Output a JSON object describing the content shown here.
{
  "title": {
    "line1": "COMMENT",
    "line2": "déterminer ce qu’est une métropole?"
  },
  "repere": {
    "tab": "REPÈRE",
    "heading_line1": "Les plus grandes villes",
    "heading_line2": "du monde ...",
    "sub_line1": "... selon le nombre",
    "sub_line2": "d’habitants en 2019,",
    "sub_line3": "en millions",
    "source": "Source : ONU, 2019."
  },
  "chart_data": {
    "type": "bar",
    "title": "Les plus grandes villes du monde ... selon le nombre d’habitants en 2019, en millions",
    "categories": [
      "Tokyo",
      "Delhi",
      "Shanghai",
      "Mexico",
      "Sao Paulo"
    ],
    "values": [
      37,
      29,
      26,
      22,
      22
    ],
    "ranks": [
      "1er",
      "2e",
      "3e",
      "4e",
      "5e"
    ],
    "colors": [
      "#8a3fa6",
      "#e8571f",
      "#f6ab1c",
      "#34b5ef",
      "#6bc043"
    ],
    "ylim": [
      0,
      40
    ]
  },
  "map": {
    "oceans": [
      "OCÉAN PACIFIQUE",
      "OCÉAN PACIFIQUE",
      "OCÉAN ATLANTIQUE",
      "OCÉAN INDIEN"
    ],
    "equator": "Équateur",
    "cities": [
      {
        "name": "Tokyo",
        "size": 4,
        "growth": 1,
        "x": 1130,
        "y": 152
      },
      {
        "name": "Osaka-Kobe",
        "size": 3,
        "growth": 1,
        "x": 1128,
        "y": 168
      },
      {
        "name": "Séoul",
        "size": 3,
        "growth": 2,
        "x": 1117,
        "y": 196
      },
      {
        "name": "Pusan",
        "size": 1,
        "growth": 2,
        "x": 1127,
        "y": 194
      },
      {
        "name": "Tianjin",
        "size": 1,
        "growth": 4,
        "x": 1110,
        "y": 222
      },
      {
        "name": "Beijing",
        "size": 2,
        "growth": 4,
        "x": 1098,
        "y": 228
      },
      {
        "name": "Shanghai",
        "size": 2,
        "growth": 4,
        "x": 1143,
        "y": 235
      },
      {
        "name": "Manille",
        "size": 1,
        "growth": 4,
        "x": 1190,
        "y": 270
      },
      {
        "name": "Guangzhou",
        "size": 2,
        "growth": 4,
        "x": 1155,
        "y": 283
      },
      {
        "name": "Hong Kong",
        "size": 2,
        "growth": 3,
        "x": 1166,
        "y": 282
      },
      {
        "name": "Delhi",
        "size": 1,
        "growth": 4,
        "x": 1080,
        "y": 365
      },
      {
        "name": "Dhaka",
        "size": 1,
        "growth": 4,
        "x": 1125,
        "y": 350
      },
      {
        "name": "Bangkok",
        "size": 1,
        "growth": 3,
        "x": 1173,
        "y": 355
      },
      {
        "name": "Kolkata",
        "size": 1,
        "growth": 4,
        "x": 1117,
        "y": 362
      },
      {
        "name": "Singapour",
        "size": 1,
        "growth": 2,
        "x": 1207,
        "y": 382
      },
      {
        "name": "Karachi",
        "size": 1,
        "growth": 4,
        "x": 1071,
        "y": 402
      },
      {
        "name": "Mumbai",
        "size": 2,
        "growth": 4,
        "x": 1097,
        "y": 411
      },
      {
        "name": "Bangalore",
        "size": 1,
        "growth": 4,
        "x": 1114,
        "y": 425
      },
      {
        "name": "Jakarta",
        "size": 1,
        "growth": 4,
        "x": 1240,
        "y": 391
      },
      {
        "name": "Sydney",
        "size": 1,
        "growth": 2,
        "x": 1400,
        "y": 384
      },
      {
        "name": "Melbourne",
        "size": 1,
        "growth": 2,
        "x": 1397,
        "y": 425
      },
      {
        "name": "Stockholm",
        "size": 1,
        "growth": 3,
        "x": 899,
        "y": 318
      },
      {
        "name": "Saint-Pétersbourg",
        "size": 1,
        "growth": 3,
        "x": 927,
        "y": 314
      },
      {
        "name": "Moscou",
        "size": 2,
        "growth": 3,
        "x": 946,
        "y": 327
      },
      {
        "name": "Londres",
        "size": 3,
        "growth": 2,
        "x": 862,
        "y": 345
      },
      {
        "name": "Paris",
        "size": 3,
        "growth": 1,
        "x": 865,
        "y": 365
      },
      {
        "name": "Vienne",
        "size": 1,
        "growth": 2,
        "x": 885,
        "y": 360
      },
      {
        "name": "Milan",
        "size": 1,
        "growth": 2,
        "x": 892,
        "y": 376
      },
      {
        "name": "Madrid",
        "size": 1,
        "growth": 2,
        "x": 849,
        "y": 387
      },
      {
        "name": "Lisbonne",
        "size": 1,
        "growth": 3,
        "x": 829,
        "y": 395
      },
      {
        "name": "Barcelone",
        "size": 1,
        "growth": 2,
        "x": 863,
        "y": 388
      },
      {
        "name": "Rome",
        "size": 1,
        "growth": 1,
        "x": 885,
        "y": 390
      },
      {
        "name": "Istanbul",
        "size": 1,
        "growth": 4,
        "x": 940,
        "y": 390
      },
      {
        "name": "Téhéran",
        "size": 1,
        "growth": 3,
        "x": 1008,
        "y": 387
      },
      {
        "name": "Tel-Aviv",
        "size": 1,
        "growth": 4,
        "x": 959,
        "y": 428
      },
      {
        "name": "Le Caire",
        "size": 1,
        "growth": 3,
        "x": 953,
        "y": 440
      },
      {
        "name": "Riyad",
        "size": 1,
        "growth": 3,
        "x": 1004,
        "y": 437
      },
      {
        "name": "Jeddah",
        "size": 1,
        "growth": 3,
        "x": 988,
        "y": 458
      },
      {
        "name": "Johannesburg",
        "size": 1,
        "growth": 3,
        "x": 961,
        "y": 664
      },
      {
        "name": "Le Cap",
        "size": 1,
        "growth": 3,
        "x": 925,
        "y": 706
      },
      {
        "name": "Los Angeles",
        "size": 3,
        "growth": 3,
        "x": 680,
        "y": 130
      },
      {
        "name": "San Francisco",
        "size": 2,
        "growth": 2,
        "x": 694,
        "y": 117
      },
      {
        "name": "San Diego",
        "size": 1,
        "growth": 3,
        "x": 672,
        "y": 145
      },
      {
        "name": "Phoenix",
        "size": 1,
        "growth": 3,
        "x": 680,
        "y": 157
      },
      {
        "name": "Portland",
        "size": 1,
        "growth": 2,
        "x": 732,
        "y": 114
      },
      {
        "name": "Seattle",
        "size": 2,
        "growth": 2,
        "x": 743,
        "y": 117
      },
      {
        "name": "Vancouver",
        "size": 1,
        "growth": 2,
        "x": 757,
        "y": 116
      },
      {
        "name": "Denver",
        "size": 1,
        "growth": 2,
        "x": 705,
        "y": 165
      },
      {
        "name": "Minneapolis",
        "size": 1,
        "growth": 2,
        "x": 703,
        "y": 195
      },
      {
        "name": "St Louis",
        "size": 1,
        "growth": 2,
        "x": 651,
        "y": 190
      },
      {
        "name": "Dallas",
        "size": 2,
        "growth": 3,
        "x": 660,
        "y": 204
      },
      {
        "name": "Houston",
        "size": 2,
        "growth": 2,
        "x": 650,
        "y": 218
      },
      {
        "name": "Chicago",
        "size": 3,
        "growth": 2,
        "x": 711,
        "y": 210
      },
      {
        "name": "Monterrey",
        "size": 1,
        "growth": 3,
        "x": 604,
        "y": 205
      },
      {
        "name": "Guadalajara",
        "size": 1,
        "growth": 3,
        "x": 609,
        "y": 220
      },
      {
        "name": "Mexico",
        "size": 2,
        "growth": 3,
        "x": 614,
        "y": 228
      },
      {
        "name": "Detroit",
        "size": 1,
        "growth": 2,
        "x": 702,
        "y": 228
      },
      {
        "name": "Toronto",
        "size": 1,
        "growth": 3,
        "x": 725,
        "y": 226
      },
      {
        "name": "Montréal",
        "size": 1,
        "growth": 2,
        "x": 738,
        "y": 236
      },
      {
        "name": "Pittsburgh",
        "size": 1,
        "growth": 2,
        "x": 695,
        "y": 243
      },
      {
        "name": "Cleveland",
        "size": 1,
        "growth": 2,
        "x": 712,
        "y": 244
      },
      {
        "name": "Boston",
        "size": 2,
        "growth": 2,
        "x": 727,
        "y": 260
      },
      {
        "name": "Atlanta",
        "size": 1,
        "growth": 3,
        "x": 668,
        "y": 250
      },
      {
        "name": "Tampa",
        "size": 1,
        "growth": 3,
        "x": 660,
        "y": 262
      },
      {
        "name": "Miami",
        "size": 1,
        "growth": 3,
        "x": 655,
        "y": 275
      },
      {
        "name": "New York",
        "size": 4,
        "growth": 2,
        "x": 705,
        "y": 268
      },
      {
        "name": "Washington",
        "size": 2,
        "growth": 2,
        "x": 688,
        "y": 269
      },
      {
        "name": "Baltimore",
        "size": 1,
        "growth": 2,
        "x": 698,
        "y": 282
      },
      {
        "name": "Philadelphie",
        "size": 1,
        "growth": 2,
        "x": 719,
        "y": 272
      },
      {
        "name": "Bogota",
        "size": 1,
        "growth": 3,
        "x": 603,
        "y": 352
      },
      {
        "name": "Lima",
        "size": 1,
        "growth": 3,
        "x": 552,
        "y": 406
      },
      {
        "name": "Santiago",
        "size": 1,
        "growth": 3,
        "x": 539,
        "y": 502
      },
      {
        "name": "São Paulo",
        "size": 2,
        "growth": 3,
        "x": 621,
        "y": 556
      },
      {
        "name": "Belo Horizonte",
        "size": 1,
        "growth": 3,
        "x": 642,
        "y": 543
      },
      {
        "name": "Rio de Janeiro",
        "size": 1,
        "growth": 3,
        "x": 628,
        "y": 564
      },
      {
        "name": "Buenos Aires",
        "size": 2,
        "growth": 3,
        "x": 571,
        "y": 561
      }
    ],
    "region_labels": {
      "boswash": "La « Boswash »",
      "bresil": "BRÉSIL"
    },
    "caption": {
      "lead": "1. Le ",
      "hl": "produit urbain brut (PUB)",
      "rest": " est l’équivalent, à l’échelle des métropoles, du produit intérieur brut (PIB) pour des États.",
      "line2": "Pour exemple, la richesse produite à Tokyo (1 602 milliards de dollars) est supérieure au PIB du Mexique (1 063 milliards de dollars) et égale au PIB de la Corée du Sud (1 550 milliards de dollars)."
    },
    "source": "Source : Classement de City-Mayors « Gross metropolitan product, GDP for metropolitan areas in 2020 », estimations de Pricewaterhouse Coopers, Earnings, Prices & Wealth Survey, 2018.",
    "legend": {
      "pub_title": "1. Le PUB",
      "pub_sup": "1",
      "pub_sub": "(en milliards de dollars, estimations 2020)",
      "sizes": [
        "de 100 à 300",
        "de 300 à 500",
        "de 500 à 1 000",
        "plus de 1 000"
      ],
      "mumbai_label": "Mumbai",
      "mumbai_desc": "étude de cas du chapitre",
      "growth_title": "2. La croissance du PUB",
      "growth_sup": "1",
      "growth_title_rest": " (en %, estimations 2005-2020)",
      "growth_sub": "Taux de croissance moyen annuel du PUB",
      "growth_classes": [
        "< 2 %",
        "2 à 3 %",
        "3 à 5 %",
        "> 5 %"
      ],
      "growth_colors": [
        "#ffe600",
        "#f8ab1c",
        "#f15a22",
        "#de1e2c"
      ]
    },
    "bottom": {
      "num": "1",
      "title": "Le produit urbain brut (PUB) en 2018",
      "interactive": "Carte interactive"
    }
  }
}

---*---

#### Directive
Give the number of lines in the records above that contain the word "croissance". Reply with that number alone.

#### Result of the task
2